» SHORT PROBLEM: Could you reproduce everything from the start of the records down to and including the line that contains "264, 329, 303]", substituting "select-checkbox" for every "row-checkbox" and keeping all else unchanged? Give only those lines.

» RECORDS:
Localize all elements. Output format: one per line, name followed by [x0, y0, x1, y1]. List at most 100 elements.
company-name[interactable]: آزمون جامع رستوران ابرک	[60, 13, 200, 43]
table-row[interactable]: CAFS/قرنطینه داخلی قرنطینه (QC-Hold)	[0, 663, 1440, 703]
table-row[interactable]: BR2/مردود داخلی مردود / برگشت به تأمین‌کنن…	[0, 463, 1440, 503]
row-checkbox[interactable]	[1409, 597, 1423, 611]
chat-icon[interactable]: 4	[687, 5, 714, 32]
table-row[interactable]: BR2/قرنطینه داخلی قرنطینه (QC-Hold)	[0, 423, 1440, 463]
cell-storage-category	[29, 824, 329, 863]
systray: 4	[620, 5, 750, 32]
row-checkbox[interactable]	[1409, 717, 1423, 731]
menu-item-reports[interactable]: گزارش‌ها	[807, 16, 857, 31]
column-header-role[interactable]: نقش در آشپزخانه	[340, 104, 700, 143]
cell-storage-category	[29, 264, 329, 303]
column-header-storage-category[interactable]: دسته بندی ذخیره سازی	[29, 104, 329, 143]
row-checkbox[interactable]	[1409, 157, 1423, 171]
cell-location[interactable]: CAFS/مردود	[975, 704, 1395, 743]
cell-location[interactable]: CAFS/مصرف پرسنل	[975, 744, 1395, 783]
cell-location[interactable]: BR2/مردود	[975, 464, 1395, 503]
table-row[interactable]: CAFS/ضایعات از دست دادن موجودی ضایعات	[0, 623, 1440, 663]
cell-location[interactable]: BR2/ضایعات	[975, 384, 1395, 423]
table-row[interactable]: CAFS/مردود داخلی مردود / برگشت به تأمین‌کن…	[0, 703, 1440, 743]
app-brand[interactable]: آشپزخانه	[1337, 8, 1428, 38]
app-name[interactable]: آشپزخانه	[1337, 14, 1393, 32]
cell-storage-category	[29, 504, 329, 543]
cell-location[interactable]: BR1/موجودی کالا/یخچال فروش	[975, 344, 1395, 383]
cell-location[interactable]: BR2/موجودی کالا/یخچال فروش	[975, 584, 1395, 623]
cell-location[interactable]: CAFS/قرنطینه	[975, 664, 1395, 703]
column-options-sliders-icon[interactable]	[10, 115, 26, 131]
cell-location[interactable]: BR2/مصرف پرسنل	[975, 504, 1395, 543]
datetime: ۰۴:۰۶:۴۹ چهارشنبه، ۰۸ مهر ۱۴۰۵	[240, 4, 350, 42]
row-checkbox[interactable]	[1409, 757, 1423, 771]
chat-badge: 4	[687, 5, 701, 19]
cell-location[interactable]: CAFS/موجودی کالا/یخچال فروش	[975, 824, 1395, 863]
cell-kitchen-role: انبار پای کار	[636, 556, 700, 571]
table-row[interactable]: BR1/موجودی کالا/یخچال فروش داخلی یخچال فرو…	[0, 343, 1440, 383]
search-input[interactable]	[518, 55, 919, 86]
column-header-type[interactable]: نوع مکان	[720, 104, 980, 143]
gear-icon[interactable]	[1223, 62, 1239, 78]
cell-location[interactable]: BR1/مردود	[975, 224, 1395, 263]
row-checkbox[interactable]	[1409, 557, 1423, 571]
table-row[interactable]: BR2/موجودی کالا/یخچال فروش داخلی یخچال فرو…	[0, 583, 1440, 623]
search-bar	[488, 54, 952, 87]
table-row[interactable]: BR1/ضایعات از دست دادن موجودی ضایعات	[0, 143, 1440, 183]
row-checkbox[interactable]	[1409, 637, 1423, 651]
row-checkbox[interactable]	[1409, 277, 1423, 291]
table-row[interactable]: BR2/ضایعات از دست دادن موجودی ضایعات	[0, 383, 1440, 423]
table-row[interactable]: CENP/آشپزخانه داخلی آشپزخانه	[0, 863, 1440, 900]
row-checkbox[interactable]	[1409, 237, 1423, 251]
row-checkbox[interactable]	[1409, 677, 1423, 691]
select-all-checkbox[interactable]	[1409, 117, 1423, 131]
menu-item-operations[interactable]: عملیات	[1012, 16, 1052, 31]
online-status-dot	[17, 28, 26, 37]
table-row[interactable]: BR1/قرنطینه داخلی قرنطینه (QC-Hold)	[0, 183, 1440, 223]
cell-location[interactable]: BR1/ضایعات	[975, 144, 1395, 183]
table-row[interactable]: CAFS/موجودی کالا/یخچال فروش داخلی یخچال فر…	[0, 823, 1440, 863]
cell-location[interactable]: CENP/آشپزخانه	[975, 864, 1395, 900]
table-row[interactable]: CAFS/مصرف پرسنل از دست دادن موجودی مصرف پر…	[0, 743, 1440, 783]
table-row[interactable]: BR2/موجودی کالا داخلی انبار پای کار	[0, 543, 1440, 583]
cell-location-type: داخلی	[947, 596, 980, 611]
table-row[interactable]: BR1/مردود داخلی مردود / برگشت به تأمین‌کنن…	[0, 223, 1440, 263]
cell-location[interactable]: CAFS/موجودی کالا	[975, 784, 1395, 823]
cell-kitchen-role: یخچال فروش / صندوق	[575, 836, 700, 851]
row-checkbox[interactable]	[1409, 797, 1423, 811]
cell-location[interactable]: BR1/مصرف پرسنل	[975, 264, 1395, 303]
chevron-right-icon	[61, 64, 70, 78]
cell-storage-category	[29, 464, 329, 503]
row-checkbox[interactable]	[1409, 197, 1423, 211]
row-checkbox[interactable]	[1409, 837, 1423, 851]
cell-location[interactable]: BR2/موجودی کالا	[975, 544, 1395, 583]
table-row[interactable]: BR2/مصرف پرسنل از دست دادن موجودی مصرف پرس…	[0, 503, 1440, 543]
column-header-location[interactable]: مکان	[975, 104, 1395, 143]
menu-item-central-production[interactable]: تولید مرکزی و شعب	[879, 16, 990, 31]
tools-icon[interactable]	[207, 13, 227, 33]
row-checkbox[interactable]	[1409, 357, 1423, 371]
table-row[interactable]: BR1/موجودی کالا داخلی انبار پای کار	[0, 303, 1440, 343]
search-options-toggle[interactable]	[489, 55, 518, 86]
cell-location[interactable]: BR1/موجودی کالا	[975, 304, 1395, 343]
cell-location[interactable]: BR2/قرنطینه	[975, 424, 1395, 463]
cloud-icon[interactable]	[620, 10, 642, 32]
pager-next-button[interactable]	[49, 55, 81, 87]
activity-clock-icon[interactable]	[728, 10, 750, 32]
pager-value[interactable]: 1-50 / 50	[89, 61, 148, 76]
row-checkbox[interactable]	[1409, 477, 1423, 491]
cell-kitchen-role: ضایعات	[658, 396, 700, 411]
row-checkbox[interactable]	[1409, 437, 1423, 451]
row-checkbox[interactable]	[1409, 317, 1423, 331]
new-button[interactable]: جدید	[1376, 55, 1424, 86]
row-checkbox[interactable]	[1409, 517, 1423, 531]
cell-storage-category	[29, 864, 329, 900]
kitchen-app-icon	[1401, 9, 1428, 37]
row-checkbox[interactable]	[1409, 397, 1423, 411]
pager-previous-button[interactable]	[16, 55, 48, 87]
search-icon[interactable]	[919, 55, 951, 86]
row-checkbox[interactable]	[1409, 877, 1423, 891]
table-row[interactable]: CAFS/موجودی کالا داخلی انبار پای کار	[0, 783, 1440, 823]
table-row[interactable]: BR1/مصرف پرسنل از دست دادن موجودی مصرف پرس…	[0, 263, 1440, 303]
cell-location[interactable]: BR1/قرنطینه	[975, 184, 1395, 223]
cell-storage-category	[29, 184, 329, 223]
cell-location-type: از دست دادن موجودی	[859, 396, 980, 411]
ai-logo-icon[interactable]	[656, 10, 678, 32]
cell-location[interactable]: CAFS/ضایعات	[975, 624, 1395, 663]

» THE RESPONSE:
Localize all elements. Output format: one per line, name followed by [x0, y0, x1, y1]. List at most 100 elements.
company-name[interactable]: آزمون جامع رستوران ابرک	[60, 13, 200, 43]
table-row[interactable]: CAFS/قرنطینه داخلی قرنطینه (QC-Hold)	[0, 663, 1440, 703]
table-row[interactable]: BR2/مردود داخلی مردود / برگشت به تأمین‌کنن…	[0, 463, 1440, 503]
select-checkbox[interactable]	[1409, 597, 1423, 611]
chat-icon[interactable]: 4	[687, 5, 714, 32]
table-row[interactable]: BR2/قرنطینه داخلی قرنطینه (QC-Hold)	[0, 423, 1440, 463]
cell-storage-category	[29, 824, 329, 863]
systray: 4	[620, 5, 750, 32]
select-checkbox[interactable]	[1409, 717, 1423, 731]
menu-item-reports[interactable]: گزارش‌ها	[807, 16, 857, 31]
column-header-role[interactable]: نقش در آشپزخانه	[340, 104, 700, 143]
cell-storage-category	[29, 264, 329, 303]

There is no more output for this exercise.